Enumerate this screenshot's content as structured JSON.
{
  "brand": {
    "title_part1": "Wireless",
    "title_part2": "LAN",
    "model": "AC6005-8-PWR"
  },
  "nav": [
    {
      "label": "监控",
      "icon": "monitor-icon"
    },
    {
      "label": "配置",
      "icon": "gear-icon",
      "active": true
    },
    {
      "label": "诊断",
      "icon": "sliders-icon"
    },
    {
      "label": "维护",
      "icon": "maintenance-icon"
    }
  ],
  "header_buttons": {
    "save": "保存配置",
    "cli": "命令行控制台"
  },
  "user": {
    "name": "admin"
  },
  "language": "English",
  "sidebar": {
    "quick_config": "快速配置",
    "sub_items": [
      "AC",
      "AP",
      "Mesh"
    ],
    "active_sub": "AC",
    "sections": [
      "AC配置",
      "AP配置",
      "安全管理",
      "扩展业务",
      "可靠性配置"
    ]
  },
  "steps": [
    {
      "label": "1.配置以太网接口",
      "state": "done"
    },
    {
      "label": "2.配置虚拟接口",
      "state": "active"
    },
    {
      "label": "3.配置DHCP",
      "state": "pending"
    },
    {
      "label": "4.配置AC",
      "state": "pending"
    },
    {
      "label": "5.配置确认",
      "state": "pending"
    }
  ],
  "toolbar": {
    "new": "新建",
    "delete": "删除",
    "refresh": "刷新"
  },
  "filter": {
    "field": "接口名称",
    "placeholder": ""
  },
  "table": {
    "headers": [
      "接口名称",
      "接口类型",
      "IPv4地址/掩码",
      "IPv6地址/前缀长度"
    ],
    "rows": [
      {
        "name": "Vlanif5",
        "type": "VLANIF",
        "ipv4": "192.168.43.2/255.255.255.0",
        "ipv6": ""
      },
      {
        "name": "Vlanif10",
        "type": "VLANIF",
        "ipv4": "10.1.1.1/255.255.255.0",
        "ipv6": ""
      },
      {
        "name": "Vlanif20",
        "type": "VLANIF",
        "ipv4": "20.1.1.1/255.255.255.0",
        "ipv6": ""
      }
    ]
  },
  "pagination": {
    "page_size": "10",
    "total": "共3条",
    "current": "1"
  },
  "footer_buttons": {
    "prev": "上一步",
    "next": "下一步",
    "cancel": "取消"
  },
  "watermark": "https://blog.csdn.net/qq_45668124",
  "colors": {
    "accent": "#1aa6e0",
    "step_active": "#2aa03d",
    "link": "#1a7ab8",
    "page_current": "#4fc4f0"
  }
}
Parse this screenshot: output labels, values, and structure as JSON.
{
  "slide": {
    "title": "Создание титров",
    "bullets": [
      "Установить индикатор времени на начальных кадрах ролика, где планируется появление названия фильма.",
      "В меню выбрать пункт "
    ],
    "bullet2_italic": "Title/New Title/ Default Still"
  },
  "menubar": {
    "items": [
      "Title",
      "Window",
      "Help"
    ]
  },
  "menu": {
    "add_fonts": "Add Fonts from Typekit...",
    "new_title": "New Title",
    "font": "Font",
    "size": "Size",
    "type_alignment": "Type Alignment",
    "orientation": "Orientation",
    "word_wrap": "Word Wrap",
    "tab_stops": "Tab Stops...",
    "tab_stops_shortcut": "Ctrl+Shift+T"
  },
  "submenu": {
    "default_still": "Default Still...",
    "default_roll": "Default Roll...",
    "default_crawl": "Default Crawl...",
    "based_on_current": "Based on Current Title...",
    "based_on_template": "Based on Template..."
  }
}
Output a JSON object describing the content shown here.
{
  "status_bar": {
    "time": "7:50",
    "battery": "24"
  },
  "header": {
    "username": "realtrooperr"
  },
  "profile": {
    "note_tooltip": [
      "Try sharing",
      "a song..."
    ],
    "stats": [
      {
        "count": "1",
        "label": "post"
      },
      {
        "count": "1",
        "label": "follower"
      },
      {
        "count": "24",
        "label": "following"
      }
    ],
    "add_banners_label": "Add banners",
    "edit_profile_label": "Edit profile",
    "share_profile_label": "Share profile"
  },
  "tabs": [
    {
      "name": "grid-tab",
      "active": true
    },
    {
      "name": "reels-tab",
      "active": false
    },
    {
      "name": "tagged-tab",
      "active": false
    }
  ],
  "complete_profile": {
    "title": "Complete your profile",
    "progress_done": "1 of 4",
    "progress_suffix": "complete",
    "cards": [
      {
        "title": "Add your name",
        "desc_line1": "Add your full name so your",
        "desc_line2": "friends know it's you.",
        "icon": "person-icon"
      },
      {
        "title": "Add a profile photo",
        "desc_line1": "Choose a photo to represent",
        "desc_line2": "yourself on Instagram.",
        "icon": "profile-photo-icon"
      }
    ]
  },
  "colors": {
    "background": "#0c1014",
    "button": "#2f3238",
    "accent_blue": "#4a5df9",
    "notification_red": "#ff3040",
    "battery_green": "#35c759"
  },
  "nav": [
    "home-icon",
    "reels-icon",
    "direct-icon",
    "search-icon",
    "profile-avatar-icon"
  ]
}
▬▬▬▬▬▬▬▬▬▬
● STATED PROBLEM
Copy each line of the preceding data that contains the string "photo".

● FULL OUTPUT
        "title": "Add a profile photo",
        "desc_line1": "Choose a photo to represent",
        "icon": "profile-photo-icon"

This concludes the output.